▸ **DIRECTION**
Show every line where "работников" occurs.

▸ **DATASET RECORDS**
▽

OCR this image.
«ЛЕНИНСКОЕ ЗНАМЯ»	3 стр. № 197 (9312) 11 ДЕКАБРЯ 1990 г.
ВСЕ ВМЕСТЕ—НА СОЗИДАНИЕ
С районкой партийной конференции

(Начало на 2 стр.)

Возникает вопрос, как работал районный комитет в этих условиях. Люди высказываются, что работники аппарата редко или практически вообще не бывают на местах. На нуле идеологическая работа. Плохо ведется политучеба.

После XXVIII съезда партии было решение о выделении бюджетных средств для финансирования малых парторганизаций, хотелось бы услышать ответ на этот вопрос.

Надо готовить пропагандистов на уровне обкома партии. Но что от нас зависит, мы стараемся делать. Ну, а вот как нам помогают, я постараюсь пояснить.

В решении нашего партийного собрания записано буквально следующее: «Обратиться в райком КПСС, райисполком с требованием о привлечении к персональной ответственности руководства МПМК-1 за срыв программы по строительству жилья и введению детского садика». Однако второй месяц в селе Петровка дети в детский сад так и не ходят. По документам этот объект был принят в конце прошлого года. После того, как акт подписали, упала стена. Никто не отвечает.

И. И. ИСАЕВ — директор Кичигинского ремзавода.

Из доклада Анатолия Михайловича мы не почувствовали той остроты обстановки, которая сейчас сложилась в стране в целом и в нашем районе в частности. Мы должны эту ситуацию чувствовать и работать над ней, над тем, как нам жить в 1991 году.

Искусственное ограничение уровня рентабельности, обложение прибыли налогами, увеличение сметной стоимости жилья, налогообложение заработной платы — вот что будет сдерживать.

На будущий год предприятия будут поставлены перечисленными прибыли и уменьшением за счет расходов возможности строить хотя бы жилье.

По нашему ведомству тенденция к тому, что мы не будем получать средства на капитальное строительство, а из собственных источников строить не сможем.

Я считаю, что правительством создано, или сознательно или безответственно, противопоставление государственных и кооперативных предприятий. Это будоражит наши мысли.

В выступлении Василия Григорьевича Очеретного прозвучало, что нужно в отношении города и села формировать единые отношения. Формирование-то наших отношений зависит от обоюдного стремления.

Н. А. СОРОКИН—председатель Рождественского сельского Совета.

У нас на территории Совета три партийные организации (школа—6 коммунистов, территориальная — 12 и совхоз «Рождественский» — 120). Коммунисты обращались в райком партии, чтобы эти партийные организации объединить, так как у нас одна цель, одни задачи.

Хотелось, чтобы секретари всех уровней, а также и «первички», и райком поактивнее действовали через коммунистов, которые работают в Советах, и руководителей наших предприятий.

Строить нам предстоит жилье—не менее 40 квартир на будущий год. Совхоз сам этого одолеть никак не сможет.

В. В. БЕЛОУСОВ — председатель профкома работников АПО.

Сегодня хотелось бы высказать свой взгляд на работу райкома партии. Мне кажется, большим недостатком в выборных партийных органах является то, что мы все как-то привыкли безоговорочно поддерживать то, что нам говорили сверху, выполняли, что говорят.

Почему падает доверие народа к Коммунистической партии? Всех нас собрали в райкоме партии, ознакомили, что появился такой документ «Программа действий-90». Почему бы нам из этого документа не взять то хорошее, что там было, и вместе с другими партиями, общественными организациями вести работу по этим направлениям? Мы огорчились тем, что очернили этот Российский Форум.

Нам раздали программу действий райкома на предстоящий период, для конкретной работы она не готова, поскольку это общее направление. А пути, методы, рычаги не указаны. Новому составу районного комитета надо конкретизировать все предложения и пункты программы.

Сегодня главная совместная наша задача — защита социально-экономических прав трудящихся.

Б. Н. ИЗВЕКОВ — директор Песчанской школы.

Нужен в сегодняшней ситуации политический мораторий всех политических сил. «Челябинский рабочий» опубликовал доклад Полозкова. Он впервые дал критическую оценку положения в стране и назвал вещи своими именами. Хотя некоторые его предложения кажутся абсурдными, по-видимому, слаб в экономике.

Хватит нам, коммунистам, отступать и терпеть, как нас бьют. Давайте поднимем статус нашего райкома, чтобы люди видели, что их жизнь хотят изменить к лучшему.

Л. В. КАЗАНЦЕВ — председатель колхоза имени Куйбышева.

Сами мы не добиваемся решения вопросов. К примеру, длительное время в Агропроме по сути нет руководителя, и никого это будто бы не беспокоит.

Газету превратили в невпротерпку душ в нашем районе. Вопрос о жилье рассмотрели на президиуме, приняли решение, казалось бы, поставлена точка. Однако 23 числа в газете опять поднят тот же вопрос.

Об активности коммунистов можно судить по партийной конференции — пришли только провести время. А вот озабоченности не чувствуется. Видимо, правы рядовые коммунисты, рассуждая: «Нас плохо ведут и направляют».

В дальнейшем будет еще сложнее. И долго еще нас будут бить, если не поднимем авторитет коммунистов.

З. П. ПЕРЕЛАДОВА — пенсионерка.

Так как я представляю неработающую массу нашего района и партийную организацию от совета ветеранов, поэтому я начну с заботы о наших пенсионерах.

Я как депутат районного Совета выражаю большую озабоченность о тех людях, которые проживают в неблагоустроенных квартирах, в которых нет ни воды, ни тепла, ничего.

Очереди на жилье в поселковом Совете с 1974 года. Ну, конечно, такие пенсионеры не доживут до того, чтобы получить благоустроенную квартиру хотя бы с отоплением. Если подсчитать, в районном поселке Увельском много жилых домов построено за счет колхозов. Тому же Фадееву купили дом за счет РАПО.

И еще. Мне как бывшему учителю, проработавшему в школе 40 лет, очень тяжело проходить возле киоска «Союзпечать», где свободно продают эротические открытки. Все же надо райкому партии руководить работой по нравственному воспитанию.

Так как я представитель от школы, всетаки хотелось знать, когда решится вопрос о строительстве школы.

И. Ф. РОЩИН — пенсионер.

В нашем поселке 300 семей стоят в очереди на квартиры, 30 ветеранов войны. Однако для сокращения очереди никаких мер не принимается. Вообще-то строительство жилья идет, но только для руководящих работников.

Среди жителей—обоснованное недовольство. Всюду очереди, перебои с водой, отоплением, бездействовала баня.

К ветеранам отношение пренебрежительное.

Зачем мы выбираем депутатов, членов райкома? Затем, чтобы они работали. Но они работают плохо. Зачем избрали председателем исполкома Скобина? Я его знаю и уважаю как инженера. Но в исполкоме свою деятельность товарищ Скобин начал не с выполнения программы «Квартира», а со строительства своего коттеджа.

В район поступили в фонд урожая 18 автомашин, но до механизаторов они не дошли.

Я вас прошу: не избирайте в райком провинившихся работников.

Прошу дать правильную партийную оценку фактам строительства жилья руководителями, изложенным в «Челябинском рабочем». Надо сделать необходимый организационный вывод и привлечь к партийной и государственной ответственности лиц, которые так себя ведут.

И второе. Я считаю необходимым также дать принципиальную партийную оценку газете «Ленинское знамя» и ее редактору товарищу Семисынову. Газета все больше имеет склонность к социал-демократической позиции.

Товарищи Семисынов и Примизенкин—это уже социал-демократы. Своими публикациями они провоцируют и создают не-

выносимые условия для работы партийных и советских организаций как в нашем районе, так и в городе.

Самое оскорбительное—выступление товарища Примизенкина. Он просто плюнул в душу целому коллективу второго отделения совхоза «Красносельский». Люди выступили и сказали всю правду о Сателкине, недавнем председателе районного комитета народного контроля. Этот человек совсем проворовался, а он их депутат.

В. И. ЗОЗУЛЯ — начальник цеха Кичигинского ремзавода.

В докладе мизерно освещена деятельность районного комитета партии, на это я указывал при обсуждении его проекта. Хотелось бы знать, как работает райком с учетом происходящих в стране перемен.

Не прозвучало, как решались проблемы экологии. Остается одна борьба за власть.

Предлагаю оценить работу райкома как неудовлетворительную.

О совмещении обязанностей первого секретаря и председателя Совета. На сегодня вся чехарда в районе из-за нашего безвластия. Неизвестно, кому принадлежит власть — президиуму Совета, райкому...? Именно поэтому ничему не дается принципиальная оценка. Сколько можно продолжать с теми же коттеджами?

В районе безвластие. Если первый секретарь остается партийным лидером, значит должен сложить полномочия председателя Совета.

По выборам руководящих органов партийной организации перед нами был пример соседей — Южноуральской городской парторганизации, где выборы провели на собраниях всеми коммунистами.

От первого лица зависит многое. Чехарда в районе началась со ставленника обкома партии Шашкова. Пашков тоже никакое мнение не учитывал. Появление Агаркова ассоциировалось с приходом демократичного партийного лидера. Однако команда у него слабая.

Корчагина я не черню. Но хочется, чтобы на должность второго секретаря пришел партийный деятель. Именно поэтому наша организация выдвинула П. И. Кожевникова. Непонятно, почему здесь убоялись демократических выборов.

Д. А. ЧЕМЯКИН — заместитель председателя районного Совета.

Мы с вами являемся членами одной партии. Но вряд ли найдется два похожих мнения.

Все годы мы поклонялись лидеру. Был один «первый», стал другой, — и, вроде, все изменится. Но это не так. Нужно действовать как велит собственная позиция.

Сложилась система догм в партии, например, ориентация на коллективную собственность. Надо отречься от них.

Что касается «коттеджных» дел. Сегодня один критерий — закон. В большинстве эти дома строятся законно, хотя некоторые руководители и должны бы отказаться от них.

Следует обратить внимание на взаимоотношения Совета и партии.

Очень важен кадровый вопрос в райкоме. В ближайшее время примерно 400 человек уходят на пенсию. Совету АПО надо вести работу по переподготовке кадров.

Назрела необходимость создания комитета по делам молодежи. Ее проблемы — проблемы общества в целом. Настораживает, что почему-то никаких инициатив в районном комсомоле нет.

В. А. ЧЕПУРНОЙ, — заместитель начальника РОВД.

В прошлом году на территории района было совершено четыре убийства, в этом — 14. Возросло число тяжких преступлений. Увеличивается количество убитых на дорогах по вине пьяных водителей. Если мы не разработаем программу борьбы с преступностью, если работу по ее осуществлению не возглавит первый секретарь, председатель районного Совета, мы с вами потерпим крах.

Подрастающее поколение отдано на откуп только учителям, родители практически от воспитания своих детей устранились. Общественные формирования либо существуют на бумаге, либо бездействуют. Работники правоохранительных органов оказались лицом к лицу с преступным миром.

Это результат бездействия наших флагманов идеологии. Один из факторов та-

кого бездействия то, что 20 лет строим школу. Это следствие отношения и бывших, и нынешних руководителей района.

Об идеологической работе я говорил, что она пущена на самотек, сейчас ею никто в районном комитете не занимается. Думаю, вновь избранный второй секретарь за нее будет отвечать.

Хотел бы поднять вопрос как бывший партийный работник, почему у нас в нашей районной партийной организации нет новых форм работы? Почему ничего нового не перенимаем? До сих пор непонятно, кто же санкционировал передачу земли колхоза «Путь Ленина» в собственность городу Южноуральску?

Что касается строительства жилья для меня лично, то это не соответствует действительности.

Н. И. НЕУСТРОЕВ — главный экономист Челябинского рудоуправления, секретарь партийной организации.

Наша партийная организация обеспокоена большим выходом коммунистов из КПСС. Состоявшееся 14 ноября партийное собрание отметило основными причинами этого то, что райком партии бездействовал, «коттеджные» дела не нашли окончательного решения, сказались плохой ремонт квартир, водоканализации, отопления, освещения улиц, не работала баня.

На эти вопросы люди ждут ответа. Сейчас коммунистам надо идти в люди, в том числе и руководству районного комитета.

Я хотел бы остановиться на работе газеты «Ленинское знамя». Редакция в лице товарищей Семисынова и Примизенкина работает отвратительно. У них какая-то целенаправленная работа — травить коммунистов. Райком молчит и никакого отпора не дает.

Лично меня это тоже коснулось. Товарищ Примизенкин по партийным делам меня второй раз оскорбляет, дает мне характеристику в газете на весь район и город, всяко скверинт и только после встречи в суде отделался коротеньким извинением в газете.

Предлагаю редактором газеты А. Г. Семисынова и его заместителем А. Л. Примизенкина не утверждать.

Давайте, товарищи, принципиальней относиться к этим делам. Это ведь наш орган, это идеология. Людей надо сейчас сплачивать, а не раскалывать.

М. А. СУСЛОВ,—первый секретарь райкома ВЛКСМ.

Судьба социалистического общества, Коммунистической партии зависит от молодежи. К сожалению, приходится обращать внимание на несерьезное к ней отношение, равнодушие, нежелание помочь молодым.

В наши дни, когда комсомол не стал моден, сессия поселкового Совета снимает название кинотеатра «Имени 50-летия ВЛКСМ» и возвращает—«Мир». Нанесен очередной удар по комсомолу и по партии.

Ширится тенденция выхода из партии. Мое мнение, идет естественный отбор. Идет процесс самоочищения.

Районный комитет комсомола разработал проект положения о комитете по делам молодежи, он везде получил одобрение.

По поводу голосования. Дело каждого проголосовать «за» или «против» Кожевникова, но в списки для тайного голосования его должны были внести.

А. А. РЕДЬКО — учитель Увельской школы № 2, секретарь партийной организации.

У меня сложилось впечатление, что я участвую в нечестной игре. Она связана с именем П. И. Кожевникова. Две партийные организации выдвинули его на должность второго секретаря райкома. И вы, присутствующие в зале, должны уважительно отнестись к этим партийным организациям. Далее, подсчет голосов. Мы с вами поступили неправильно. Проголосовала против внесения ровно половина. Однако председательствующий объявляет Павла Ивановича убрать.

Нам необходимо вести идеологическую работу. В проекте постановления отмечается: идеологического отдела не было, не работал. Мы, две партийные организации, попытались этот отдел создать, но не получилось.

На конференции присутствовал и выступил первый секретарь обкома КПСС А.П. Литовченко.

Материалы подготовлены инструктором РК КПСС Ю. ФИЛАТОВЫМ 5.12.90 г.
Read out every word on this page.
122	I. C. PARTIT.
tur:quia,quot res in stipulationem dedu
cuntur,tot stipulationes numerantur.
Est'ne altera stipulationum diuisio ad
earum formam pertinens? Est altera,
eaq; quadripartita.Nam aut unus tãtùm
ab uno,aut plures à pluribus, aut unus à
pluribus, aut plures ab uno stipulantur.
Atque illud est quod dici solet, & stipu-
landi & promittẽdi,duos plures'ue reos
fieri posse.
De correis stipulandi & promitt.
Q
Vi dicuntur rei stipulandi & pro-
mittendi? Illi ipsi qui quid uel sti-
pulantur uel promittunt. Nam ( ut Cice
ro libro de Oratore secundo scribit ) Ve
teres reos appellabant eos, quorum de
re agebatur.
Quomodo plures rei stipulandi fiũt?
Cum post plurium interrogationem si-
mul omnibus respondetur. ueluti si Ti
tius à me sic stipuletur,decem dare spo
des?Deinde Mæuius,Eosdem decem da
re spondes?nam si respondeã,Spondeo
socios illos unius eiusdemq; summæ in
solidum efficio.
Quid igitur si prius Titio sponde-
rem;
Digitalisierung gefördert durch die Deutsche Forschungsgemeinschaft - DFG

△

▸ **FINISHED ANSWER**
В. В. БЕЛОУСОВ — председатель профкома работников АПО.
В нашем поселке 300 семей стоят в очереди на квартиры, 30 ветеранов войны. Однако для сокращения очереди никаких мер не принимается. Вообще-то строительство жилья идет, но только для руководящих работников.
Я вас прошу: не избирайте в райком провинившихся работников.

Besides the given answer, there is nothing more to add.